With both fixed and variable mortgage rates dropping rapidly, homeowners may be asking themselves a critical question: Should they break their current mortgage and pay the prepayment penalty to secure a lower rate?
While the allure of a lower rate is tempting, Matt Imhoff, founder of Vancouver-based Meticulous Mortgages, cautions that the way prepayment penalties are structured could catch borrowers off guard.
“If you tend to chase the lowest rates, lenders often make it up on the back end,” Imhoff tells CMT, adding that the cost to the borrower could be significant.
Understanding mortgage prepayment penalties
For most fixed-rate mortgages, the penalty for breaking the loan before the term ends is calculated using one of two methods: either three months of interest or the Interest Rate Differential (IRD), whichever amount is higher. The IRD is the difference between the interest you would have paid based on the posted rate at the time you signed your mortgage and the interest you would pay at the current posted rate.
This means that if posted rates decrease after you’ve signed your mortgage, your IRD penalty can increase. For example, if you signed your mortgage at a 5% interest rate and the posted rate drops to 4%, your IRD could be based on the 1% difference. If the posted rate drops further to 3%, the IRD would be calculated based on a 2% difference.
The purpose of the IRD is to allow lenders to recover some of the interest they would have earned if you had kept your mortgage until the end of its term. However, according to experts like Imhoff, lenders’ communication of these penalties can be unclear, making it difficult for borrowers to fully understand how much they owe.
“The big issue I see here is that lenders will not tell you what your IRD is when it’s less than three months’ interest,” he says. “You could be $2 away [from having to pay the full penalty, and] they’re not going to tell you.”
This lack of transparency can create significant financial burdens for borrowers unaware of how close they are to paying large penalties. When posted rates drop, many homeowners could fixate on the lower rate without fully understanding the hidden costs of the prepayment penalty.
········
GIVEN EXERCISE 1 :: Write out the mortgage penalty article verbatim, everything from "The purpose of" down to "much they owe.".
GIVEN EXERCISE 2 :: Extend the article on mortgage prepayment penalties, picking up from its final sentence.
The entries that follow have no connection to the article on mortgage prepayment penalties.

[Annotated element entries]
········
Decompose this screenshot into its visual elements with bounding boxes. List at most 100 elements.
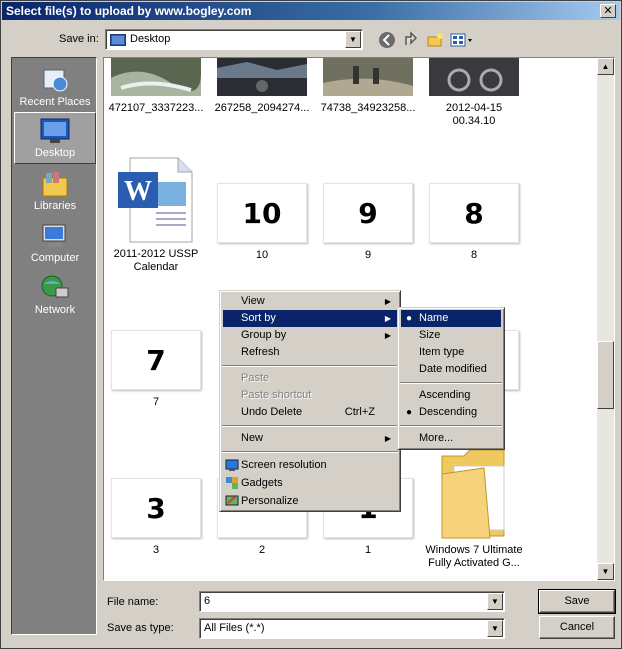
file-name-label: File name: [107, 596, 159, 608]
libraries-icon [42, 172, 68, 197]
scroll-down-button[interactable]: ▼ [597, 563, 614, 580]
file-caption: 10 [255, 249, 269, 261]
image-thumbnail: 3 [111, 478, 201, 538]
places-item-recent-places[interactable]: Recent Places [14, 62, 96, 114]
menu-item-label: Paste [241, 372, 270, 384]
scroll-up-button[interactable]: ▲ [597, 58, 614, 75]
menu-separator [222, 425, 398, 427]
file-item[interactable]: 10 10 [214, 183, 310, 262]
menu-item-label: Name [419, 312, 449, 324]
places-item-label: Libraries [33, 200, 77, 212]
file-dialog-window: Select file(s) to upload by www.bogley.c… [0, 0, 622, 649]
network-icon [41, 275, 69, 298]
places-item-desktop[interactable]: Desktop [14, 112, 96, 164]
file-caption: 267258_2094274... [214, 102, 310, 114]
image-thumbnail: 10 [217, 183, 307, 243]
title-bar[interactable]: Select file(s) to upload by www.bogley.c… [2, 2, 620, 20]
menu-item-new[interactable]: New ▶ [223, 430, 397, 447]
new-folder-icon[interactable] [425, 31, 445, 51]
sort-option-more[interactable]: More... [401, 430, 501, 447]
sort-option-size[interactable]: Size [401, 327, 501, 344]
places-item-label: Network [34, 304, 76, 316]
menu-separator [222, 365, 398, 367]
file-item[interactable]: 3 3 [108, 478, 204, 557]
submenu-arrow-icon: ▶ [384, 314, 391, 323]
sort-option-descending[interactable]: ● Descending [401, 404, 501, 421]
menu-item-gadgets[interactable]: Gadgets [223, 475, 397, 492]
context-menu: View ▶ Sort by ▶ Group by ▶ Refresh Past… [219, 290, 401, 512]
save-in-dropdown[interactable]: Desktop ▼ [105, 29, 363, 50]
file-caption: 2012-04-15 00.34.10 [445, 102, 503, 127]
folder-icon [441, 449, 505, 539]
menu-item-label: More... [419, 432, 454, 444]
file-item[interactable]: 74738_34923258... [320, 58, 416, 115]
menu-item-label: Date modified [419, 363, 487, 375]
file-item[interactable]: 267258_2094274... [214, 58, 310, 115]
chevron-down-icon[interactable]: ▼ [487, 620, 503, 637]
menu-item-label: Gadgets [241, 477, 283, 489]
sort-option-name[interactable]: ● Name [401, 310, 501, 327]
menu-item-paste-shortcut: Paste shortcut [223, 387, 397, 404]
file-item[interactable]: 9 9 [320, 183, 416, 262]
menu-item-group-by[interactable]: Group by ▶ [223, 327, 397, 344]
places-item-libraries[interactable]: Libraries [14, 166, 96, 218]
places-bar: Recent Places Desktop Libraries Computer… [11, 57, 97, 635]
close-button[interactable]: ✕ [600, 4, 616, 18]
menu-separator [400, 382, 502, 384]
menu-item-screen-resolution[interactable]: Screen resolution [223, 457, 397, 474]
menu-item-personalize[interactable]: Personalize [223, 493, 397, 510]
save-as-type-dropdown[interactable]: All Files (*.*) ▼ [199, 618, 505, 639]
save-as-type-label: Save as type: [107, 622, 174, 634]
recent-places-icon [43, 69, 68, 92]
menu-item-label: Item type [419, 346, 465, 358]
file-name-value: 6 [204, 595, 211, 607]
menu-item-undo-delete[interactable]: Undo Delete Ctrl+Z [223, 404, 397, 421]
menu-item-label: Size [419, 329, 441, 341]
vertical-scrollbar[interactable]: ▲ ▼ [597, 58, 614, 580]
file-item[interactable]: 2012-04-15 00.34.10 [426, 58, 522, 128]
file-caption: 472107_3337223... [108, 102, 204, 114]
menu-item-label: Refresh [241, 346, 280, 358]
menu-item-label: Screen resolution [241, 459, 327, 471]
save-as-type-value: All Files (*.*) [204, 622, 265, 634]
up-folder-icon[interactable] [401, 31, 421, 51]
photo-thumbnail [323, 58, 413, 96]
chevron-down-icon[interactable]: ▼ [345, 31, 361, 48]
file-caption: Windows 7 Ultimate Fully Activated G... [425, 544, 523, 569]
computer-icon [42, 224, 66, 247]
places-item-computer[interactable]: Computer [14, 218, 96, 270]
photo-thumbnail [217, 58, 307, 96]
menu-separator [400, 425, 502, 427]
file-item[interactable]: 7 7 [108, 330, 204, 409]
sort-by-submenu: ● Name Size Item type Date modified Asce… [397, 307, 505, 450]
image-thumbnail: 8 [429, 183, 519, 243]
save-button[interactable]: Save [538, 589, 616, 614]
places-item-label: Desktop [34, 147, 76, 159]
file-caption: 74738_34923258... [320, 102, 416, 114]
menu-item-label: Sort by [241, 312, 276, 324]
menu-item-view[interactable]: View ▶ [223, 293, 397, 310]
sort-option-ascending[interactable]: Ascending [401, 387, 501, 404]
menu-item-label: New [241, 432, 264, 444]
file-item[interactable]: 472107_3337223... [108, 58, 204, 115]
sort-option-date-modified[interactable]: Date modified [401, 361, 501, 378]
menu-item-refresh[interactable]: Refresh [223, 344, 397, 361]
view-menu-icon[interactable] [449, 31, 475, 51]
file-item[interactable]: 8 8 [426, 183, 522, 262]
back-icon[interactable] [377, 31, 397, 51]
gadgets-icon [225, 476, 239, 490]
menu-item-sort-by[interactable]: Sort by ▶ [223, 310, 397, 327]
radio-dot-icon: ● [406, 313, 413, 324]
chevron-down-icon[interactable]: ▼ [487, 593, 503, 610]
sort-option-item-type[interactable]: Item type [401, 344, 501, 361]
file-caption: 8 [470, 249, 478, 261]
places-item-network[interactable]: Network [14, 270, 96, 322]
file-item-word-doc[interactable]: W 2011-2012 USSP Calendar [108, 156, 204, 274]
radio-dot-icon: ● [406, 407, 413, 418]
folder-item[interactable]: Windows 7 Ultimate Fully Activated G... [422, 446, 526, 570]
scroll-thumb[interactable] [597, 341, 614, 409]
cancel-button[interactable]: Cancel [539, 616, 615, 639]
file-name-input[interactable]: 6 ▼ [199, 591, 505, 612]
submenu-arrow-icon: ▶ [384, 297, 391, 306]
submenu-arrow-icon: ▶ [384, 331, 391, 340]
········
RIGHT ANSWER 1 ::
The purpose of the IRD is to allow lenders to recover some of the interest they would have earned if you had kept your mortgage until the end of its term. However, according to experts like Imhoff, lenders’ communication of these penalties can be unclear, making it difficult for borrowers to fully understand how much they owe.

RIGHT ANSWER 2 ::
In recent years, numerous cases have appeared in the media where borrowers have been hit with shocking prepayment penalties, sometimes reaching as high as $30,000.
One such case involved a real estate agent in Ontario, illustrating that even industry professionals, who are typically well-versed in real estate transactions, can be caught off guard by the steep penalties associated with early mortgage termination.
Discounted rate versus posted rate
Another potential source of confusion for borrowers is the difference between the posted rate at the time they sign their mortgage contract and the discounted rate they actually receive from their lender.
According to Imhoff, failing to recognize this critical distinction means losing the “superpower” of the discounted rate, which could otherwise provide significant savings.
“Say someone got a 5-year fixed rate two years ago, and let’s say the rate was 5.34%,” explains Imhoff. “A broker can go to that client now and say, oh, I can give them a new term that may save them $2,000 over three years.”
“But what that broker isn’t paying attention to is the posted rate when that mortgage originated,” he adds. “If we look back, because we’ve been tracking it, that posted rate might have been 5.99%, which would impact the IRD.”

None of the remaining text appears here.